§ **Material shown**
——
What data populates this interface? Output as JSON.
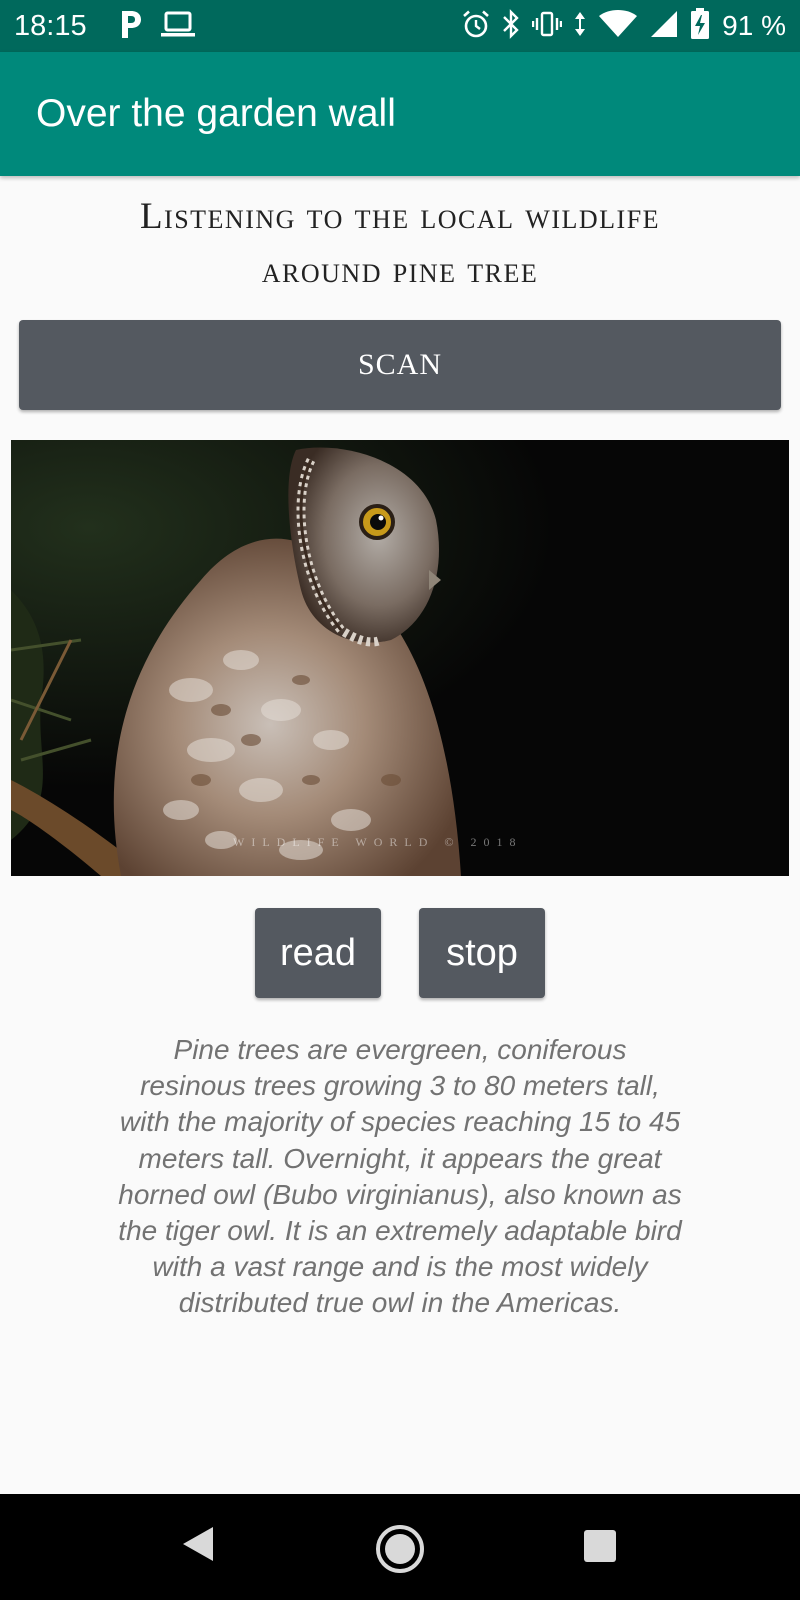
{
  "status_bar": {
    "time": "18:15",
    "battery_percent": "91 %",
    "left_icons": [
      "parking-p-icon",
      "laptop-icon"
    ],
    "right_icons": [
      "alarm-icon",
      "bluetooth-icon",
      "vibrate-icon",
      "data-arrows-icon",
      "wifi-icon",
      "signal-icon",
      "battery-charging-icon"
    ]
  },
  "app_bar": {
    "title": "Over the garden wall"
  },
  "main": {
    "heading_line1": "Listening to the local wildlife",
    "heading_line2": "around pine tree",
    "scan_label": "SCAN",
    "image_watermark": "WILDLIFE WORLD © 2018",
    "read_label": "read",
    "stop_label": "stop",
    "description": "Pine trees are evergreen, coniferous resinous trees growing 3 to 80 meters tall, with the majority of species reaching 15 to 45 meters tall. Overnight, it appears the great horned owl (Bubo virginianus), also known as the tiger owl. It is an extremely adaptable bird with a vast range and is the most widely distributed true owl in the Americas."
  },
  "nav_bar": {
    "icons": [
      "back-icon",
      "home-icon",
      "recents-icon"
    ]
  },
  "colors": {
    "status_bar": "#00695c",
    "app_bar": "#00897b",
    "button": "#545960",
    "background": "#fafafa",
    "description_text": "#727272"
  }
}
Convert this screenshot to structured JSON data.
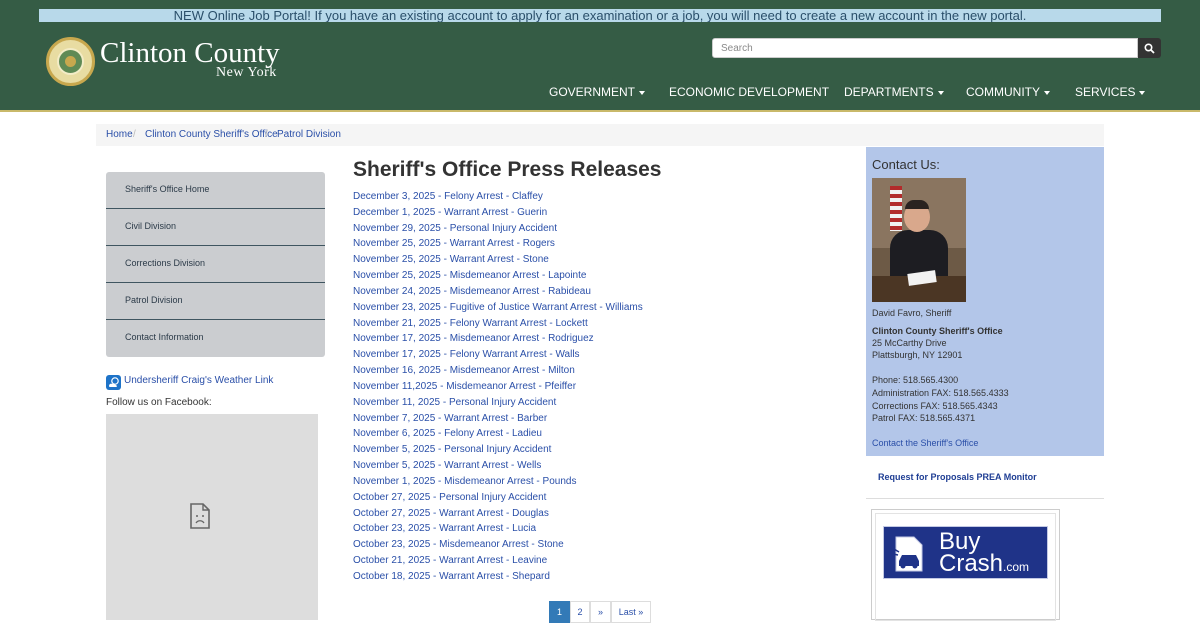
{
  "alert": {
    "text": "NEW Online Job Portal! If you have an existing account to apply for an examination or a job, you will need to create a new account in the new portal."
  },
  "brand": {
    "name": "Clinton County",
    "state": "New York"
  },
  "search": {
    "placeholder": "Search"
  },
  "nav": {
    "items": [
      {
        "label": "GOVERNMENT",
        "dropdown": true
      },
      {
        "label": "ECONOMIC DEVELOPMENT",
        "dropdown": false
      },
      {
        "label": "DEPARTMENTS",
        "dropdown": true
      },
      {
        "label": "COMMUNITY",
        "dropdown": true
      },
      {
        "label": "SERVICES",
        "dropdown": true
      }
    ]
  },
  "breadcrumb": [
    "Home",
    "Clinton County Sheriff's Office",
    "Patrol Division"
  ],
  "sidebar": {
    "items": [
      {
        "label": "Sheriff's Office Home"
      },
      {
        "label": "Civil Division"
      },
      {
        "label": "Corrections Division"
      },
      {
        "label": "Patrol Division"
      },
      {
        "label": "Contact Information"
      }
    ],
    "weather_link": "Undersheriff Craig's Weather Link",
    "follow_text": "Follow us on Facebook:"
  },
  "main": {
    "title": "Sheriff's Office Press Releases",
    "releases": [
      "December 3, 2025 - Felony Arrest - Claffey",
      "December 1, 2025 - Warrant Arrest - Guerin",
      "November 29, 2025 - Personal Injury Accident",
      "November 25, 2025 - Warrant Arrest - Rogers",
      "November 25, 2025 - Warrant Arrest - Stone",
      "November 25, 2025 - Misdemeanor Arrest - Lapointe",
      "November 24, 2025 - Misdemeanor Arrest - Rabideau",
      "November 23, 2025 - Fugitive of Justice Warrant Arrest - Williams",
      "November 21, 2025 - Felony Warrant Arrest - Lockett",
      "November 17, 2025 - Misdemeanor Arrest - Rodriguez",
      "November 17, 2025 - Felony Warrant Arrest - Walls",
      "November 16, 2025 - Misdemeanor Arrest - Milton",
      "November 11,2025 - Misdemeanor Arrest - Pfeiffer",
      "November 11, 2025 - Personal Injury Accident",
      "November 7, 2025 - Warrant Arrest - Barber",
      "November 6, 2025 - Felony Arrest - Ladieu",
      "November 5, 2025 - Personal Injury Accident",
      "November 5, 2025 - Warrant Arrest - Wells",
      "November 1, 2025 - Misdemeanor Arrest - Pounds",
      "October 27, 2025 - Personal Injury Accident",
      "October 27, 2025 - Warrant Arrest - Douglas",
      "October 23, 2025 - Warrant Arrest - Lucia",
      "October 23, 2025 - Misdemeanor Arrest - Stone",
      "October 21, 2025 - Warrant Arrest - Leavine",
      "October 18, 2025 - Warrant Arrest - Shepard"
    ],
    "pagination": {
      "pages": [
        "1",
        "2"
      ],
      "active": "1",
      "next": "»",
      "last": "Last »"
    }
  },
  "contact": {
    "title": "Contact Us:",
    "name": "David Favro, Sheriff",
    "office": "Clinton County Sheriff's Office",
    "address1": "25 McCarthy Drive",
    "address2": "Plattsburgh, NY 12901",
    "phone": "Phone: 518.565.4300",
    "admin_fax": "Administration FAX: 518.565.4333",
    "corrections_fax": "Corrections FAX: 518.565.4343",
    "patrol_fax": "Patrol FAX: 518.565.4371",
    "link": "Contact the Sheriff's Office"
  },
  "right": {
    "rfp_link": "Request for Proposals PREA Monitor",
    "buycrash": {
      "buy": "Buy",
      "crash": "Crash",
      "com": ".com"
    }
  },
  "colors": {
    "header_bg": "#355c45",
    "alert_bg": "#b8d9ea",
    "link": "#2a4fa8",
    "contact_bg": "#b3c6e9",
    "sidebar_bg": "#cbcdd0",
    "buycrash_bg": "#1f3388"
  },
  "icons": [
    "county-seal-icon",
    "search-icon",
    "weather-app-icon",
    "broken-image-icon",
    "buycrash-car-icon"
  ]
}
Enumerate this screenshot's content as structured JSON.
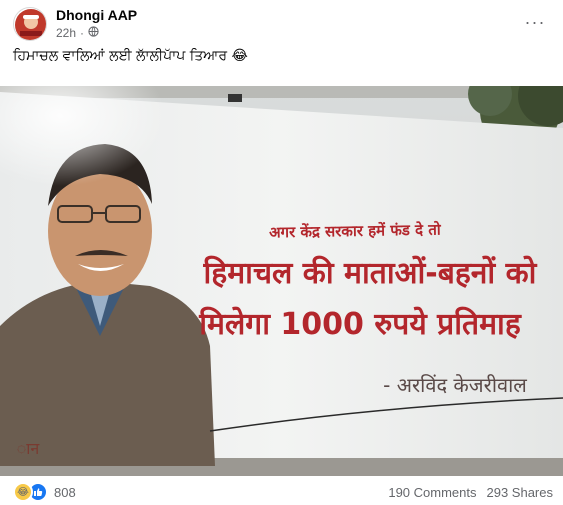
{
  "post": {
    "page_name": "Dhongi AAP",
    "time": "22h",
    "audience_icon": "globe-icon",
    "caption": "ਹਿਮਾਚਲ ਵਾਲਿਆਂ ਲਈ ਲਾੱਲੀਪਾੱਪ ਤਿਆਰ 😂"
  },
  "billboard": {
    "line1": "अगर केंद्र सरकार हमें फंड दे तो",
    "line2": "हिमाचल की माताओं-बहनों को",
    "line3": "मिलेगा 1000 रुपये प्रतिमाह",
    "signature": "- अरविंद केजरीवाल",
    "partial_text": "ान"
  },
  "footer": {
    "reaction_count": "808",
    "comments": "190 Comments",
    "shares": "293 Shares"
  },
  "colors": {
    "billboard_text": "#b3262c",
    "signature_text": "#5a4a48",
    "meta_text": "#65676b",
    "like_blue": "#1877f2"
  }
}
——
§ **What you are asked to do**
Which lines contain the word "JSON"? Copy each one.

§ **Final result**
What data populates this interface? Output as JSON.
Convert this screenshot to structured JSON data.
Enumerate this screenshot's content as structured JSON.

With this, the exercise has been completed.